• Task details
Pick out every line that holds the string "Адміністративні" and copy it.

====== Stored records

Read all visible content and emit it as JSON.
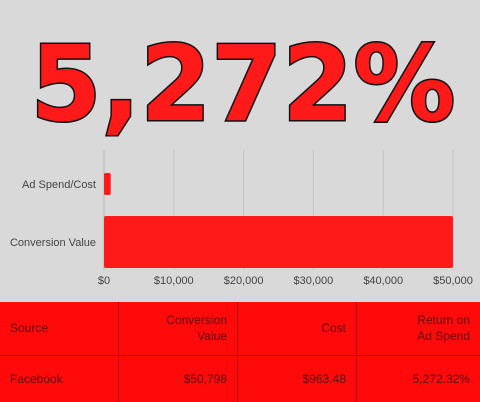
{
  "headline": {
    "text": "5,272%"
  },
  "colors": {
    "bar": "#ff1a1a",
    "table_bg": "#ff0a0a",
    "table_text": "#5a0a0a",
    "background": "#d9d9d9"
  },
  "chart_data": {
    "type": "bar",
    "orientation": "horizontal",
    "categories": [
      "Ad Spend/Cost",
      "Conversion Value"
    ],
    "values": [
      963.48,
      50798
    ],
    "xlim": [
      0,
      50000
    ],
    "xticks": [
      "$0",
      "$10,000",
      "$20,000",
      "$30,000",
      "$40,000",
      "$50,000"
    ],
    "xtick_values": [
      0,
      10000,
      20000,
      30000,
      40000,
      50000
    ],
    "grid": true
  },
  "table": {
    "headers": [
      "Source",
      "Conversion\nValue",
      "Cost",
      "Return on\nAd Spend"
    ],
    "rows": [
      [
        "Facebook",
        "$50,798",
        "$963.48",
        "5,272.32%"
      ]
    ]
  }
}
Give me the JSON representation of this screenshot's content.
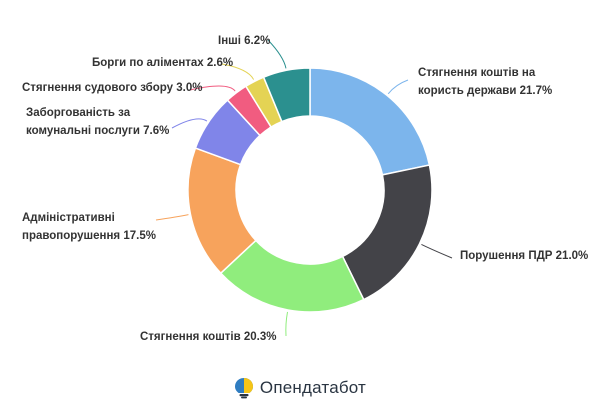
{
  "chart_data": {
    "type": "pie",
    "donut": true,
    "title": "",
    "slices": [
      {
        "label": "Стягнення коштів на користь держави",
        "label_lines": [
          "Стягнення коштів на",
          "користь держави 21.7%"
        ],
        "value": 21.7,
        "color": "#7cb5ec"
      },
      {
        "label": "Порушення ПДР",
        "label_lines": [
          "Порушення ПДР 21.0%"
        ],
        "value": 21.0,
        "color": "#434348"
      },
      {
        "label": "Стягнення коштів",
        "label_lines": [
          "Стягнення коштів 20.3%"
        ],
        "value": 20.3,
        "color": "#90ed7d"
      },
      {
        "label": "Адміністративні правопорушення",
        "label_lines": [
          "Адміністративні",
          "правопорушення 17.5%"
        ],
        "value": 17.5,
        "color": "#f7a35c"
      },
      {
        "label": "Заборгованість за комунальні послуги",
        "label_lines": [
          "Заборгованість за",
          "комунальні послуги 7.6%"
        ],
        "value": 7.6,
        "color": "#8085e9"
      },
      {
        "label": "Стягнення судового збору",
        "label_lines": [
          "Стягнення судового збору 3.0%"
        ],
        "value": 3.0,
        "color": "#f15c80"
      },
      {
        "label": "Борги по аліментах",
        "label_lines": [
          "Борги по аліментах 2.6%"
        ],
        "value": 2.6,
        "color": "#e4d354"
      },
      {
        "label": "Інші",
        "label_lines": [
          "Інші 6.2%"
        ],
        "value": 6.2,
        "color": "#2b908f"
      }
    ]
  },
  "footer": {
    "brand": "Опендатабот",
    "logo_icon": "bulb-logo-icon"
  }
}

============
====== Stored records

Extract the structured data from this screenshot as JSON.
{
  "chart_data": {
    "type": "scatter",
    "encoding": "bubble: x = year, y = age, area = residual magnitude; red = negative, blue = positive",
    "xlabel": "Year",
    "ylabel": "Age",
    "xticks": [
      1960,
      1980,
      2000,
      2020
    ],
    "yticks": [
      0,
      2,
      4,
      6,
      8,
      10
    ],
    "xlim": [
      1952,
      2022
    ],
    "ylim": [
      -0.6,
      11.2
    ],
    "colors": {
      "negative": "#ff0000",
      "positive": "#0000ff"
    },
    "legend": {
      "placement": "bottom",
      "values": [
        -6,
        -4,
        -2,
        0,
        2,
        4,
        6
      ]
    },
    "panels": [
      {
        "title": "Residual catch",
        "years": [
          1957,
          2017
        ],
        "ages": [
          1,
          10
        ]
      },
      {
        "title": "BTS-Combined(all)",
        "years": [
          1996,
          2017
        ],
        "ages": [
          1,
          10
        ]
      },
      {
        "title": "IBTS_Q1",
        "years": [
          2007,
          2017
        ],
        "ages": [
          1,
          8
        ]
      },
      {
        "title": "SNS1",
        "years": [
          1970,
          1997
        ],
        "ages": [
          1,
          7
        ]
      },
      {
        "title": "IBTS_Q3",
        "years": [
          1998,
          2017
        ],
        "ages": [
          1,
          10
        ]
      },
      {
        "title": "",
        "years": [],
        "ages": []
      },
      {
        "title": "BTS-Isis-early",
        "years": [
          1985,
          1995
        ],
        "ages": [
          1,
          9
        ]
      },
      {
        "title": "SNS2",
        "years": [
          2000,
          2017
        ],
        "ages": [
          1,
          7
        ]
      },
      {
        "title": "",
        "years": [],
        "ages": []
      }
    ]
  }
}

============

• In response
        "label": "Адміністративні правопорушення",
          "Адміністративні",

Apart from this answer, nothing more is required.